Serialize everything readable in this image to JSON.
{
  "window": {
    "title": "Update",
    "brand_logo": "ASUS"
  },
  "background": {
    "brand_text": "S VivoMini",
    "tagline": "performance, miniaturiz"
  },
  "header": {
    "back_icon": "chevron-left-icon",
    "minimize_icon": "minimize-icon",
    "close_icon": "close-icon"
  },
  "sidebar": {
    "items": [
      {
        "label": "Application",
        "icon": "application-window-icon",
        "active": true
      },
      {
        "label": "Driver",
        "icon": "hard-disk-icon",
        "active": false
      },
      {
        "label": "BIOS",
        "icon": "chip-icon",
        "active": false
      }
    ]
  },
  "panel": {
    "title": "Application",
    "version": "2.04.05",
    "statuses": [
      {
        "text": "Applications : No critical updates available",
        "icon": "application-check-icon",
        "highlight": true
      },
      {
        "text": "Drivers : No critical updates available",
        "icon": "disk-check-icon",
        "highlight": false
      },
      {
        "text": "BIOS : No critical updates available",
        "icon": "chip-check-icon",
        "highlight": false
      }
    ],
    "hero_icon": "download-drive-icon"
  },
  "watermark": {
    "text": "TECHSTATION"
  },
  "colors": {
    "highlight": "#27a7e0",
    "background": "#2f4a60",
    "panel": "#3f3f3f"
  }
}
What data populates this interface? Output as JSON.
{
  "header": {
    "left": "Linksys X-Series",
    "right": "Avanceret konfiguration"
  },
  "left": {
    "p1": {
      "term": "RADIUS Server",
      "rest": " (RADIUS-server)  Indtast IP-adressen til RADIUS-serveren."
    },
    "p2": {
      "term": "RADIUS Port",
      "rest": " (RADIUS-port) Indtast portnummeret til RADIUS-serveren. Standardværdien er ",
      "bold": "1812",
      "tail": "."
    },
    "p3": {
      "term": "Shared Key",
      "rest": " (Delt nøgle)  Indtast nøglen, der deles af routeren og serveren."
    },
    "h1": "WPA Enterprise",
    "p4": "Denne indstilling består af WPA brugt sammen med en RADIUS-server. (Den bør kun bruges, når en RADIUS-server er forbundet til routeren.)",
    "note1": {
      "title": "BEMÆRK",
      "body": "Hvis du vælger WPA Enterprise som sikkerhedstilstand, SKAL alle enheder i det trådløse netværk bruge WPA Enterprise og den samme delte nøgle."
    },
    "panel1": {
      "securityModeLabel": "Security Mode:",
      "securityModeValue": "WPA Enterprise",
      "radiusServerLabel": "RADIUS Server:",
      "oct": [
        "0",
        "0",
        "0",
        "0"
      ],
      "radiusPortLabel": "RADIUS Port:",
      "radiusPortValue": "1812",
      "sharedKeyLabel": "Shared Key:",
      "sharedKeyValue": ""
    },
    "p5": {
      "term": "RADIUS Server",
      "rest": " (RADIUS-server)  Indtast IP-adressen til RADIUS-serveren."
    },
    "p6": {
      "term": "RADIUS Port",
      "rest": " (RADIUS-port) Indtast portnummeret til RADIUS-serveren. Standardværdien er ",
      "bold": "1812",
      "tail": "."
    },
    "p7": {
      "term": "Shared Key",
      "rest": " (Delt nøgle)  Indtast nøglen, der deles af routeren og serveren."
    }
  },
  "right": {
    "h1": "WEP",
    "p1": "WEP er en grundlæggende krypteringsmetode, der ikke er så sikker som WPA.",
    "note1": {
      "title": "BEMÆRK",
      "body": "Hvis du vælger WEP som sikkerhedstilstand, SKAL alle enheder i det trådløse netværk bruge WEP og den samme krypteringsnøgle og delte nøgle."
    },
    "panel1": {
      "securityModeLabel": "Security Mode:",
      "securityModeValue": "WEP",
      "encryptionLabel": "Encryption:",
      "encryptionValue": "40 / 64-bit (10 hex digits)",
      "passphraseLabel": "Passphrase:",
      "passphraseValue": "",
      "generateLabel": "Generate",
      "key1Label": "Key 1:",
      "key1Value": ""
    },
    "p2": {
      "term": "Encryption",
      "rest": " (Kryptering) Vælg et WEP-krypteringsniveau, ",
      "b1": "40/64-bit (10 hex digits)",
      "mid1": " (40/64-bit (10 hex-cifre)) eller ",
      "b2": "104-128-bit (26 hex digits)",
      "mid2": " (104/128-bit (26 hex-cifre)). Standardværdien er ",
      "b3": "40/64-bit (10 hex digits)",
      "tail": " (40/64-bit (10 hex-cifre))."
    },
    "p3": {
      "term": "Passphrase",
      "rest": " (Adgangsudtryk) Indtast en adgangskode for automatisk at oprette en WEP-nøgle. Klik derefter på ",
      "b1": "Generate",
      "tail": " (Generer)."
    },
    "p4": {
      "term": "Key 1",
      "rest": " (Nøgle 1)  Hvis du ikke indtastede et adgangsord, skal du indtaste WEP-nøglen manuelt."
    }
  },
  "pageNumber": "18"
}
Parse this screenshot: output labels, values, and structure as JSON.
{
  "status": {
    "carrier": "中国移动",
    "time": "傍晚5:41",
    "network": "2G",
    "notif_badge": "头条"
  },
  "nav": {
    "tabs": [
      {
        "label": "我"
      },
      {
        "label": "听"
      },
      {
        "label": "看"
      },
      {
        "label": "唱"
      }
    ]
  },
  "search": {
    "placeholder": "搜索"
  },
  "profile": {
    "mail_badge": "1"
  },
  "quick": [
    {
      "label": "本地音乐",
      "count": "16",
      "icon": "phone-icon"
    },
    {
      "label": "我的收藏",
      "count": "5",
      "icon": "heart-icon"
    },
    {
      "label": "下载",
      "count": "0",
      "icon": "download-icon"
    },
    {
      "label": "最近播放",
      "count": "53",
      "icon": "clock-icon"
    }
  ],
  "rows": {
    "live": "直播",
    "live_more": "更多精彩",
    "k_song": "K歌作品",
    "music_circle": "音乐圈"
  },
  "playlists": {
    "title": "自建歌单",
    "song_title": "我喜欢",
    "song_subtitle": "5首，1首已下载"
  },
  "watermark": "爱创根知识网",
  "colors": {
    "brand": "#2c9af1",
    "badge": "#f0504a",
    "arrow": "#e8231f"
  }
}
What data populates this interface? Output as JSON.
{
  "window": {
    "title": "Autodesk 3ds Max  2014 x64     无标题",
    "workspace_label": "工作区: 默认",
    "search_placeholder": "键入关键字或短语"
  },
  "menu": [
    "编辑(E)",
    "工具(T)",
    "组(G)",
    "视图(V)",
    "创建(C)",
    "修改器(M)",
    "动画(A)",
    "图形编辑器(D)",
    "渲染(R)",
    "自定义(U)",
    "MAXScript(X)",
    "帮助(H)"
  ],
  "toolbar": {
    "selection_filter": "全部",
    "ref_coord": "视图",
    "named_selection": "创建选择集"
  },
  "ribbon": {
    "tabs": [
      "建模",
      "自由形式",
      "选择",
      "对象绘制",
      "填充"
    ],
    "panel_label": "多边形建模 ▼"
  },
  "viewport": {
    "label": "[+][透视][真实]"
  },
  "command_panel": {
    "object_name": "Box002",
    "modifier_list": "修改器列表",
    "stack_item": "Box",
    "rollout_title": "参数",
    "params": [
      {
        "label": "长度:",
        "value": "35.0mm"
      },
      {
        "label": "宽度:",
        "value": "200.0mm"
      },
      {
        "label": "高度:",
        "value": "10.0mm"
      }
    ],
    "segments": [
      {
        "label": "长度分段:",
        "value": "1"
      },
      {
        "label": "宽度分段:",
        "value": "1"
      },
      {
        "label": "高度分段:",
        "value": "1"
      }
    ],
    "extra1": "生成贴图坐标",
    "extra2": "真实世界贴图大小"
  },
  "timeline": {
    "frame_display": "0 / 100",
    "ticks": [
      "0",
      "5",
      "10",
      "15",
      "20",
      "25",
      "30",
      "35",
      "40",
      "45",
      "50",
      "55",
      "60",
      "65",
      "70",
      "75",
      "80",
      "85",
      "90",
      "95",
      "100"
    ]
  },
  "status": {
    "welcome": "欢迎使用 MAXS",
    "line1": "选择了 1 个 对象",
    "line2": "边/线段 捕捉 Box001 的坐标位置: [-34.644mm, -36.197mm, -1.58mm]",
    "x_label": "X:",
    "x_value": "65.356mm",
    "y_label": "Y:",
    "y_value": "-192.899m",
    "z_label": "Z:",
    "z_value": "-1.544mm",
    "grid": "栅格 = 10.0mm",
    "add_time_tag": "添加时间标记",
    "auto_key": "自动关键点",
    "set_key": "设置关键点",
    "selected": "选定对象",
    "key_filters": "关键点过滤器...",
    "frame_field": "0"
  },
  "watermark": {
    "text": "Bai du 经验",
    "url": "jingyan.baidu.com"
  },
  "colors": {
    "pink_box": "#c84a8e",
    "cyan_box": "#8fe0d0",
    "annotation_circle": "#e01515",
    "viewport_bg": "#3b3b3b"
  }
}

********************

### Work to complete
Look through the entries above; copy each line where the string "left" appears.

### Full response
    "back_icon": "chevron-left-icon",
    "left": "Linksys X-Series",
  "left": {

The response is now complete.